> _What is expected_
Write the records below out again exactly as given, with no images.

> _Data section_
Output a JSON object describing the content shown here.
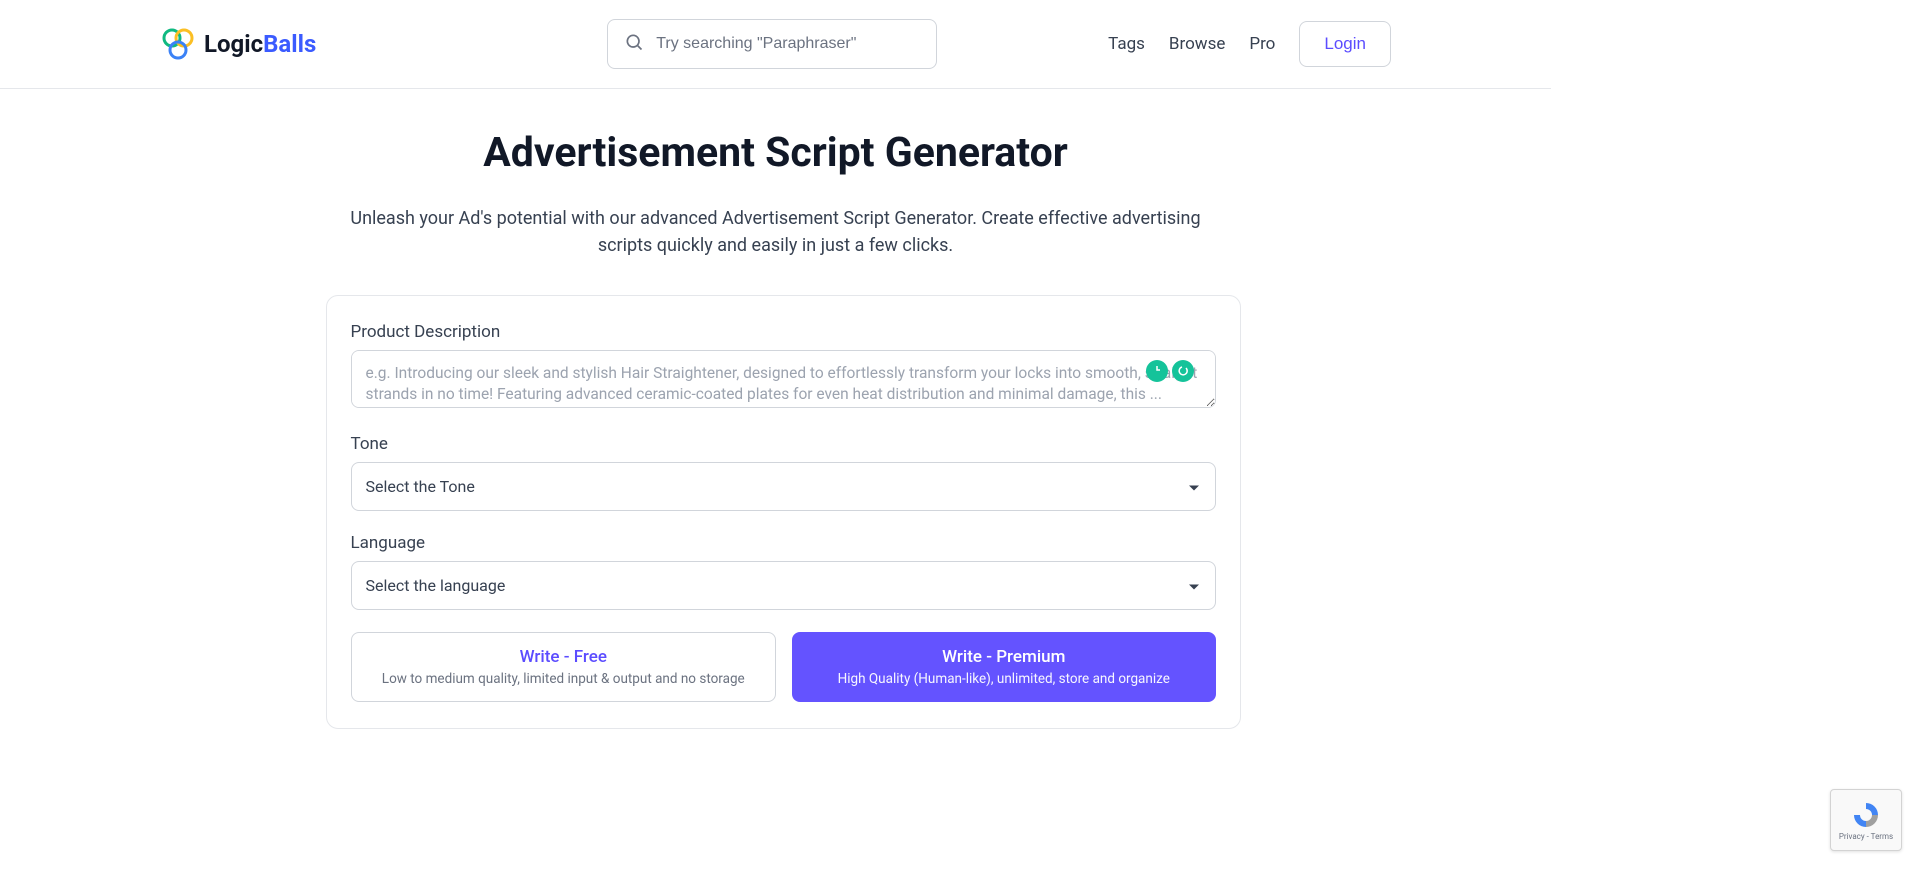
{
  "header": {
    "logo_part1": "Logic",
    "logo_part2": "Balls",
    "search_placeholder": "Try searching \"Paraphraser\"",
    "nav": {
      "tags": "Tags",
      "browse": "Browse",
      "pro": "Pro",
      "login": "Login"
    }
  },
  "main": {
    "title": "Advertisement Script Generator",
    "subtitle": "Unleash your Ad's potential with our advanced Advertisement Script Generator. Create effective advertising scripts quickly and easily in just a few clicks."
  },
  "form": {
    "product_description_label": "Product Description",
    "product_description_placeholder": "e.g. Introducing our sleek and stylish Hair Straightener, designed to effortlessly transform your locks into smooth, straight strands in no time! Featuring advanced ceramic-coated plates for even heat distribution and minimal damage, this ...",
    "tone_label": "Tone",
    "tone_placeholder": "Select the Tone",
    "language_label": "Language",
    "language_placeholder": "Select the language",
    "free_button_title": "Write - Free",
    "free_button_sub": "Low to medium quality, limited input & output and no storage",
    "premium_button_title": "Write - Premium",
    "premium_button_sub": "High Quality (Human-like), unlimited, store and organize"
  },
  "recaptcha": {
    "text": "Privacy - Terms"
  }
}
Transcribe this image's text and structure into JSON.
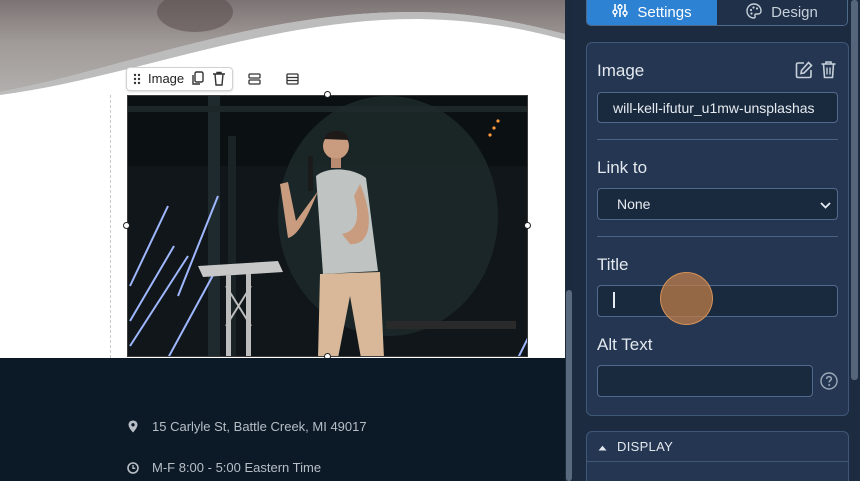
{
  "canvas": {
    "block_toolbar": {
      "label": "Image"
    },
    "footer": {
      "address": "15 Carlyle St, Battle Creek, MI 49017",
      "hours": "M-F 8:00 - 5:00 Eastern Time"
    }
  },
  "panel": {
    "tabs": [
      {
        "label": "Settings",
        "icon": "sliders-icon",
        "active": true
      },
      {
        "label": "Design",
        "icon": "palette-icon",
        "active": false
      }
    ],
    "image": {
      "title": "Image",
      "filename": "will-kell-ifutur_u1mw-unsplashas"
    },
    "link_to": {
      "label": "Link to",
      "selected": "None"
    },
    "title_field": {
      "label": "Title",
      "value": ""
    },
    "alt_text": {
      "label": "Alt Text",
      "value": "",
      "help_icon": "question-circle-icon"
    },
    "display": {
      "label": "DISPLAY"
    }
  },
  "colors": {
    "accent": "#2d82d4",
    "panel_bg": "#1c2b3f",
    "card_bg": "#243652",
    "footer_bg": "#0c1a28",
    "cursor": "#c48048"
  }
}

> _Answer to the problem_
Output a JSON object describing the content shown here.
{
  "header": {
    "logo_part1": "Logic",
    "logo_part2": "Balls",
    "search_placeholder": "Try searching \"Paraphraser\"",
    "nav": {
      "tags": "Tags",
      "browse": "Browse",
      "pro": "Pro",
      "login": "Login"
    }
  },
  "main": {
    "title": "Advertisement Script Generator",
    "subtitle": "Unleash your Ad's potential with our advanced Advertisement Script Generator. Create effective advertising scripts quickly and easily in just a few clicks."
  },
  "form": {
    "product_description_label": "Product Description",
    "product_description_placeholder": "e.g. Introducing our sleek and stylish Hair Straightener, designed to effortlessly transform your locks into smooth, straight strands in no time! Featuring advanced ceramic-coated plates for even heat distribution and minimal damage, this ...",
    "tone_label": "Tone",
    "tone_placeholder": "Select the Tone",
    "language_label": "Language",
    "language_placeholder": "Select the language",
    "free_button_title": "Write - Free",
    "free_button_sub": "Low to medium quality, limited input & output and no storage",
    "premium_button_title": "Write - Premium",
    "premium_button_sub": "High Quality (Human-like), unlimited, store and organize"
  },
  "recaptcha": {
    "text": "Privacy - Terms"
  }
}
Transcribe this image's text and structure into JSON.
{
  "canvas": {
    "block_toolbar": {
      "label": "Image"
    },
    "footer": {
      "address": "15 Carlyle St, Battle Creek, MI 49017",
      "hours": "M-F 8:00 - 5:00 Eastern Time"
    }
  },
  "panel": {
    "tabs": [
      {
        "label": "Settings",
        "icon": "sliders-icon",
        "active": true
      },
      {
        "label": "Design",
        "icon": "palette-icon",
        "active": false
      }
    ],
    "image": {
      "title": "Image",
      "filename": "will-kell-ifutur_u1mw-unsplashas"
    },
    "link_to": {
      "label": "Link to",
      "selected": "None"
    },
    "title_field": {
      "label": "Title",
      "value": ""
    },
    "alt_text": {
      "label": "Alt Text",
      "value": "",
      "help_icon": "question-circle-icon"
    },
    "display": {
      "label": "DISPLAY"
    }
  },
  "colors": {
    "accent": "#2d82d4",
    "panel_bg": "#1c2b3f",
    "card_bg": "#243652",
    "footer_bg": "#0c1a28",
    "cursor": "#c48048"
  }
}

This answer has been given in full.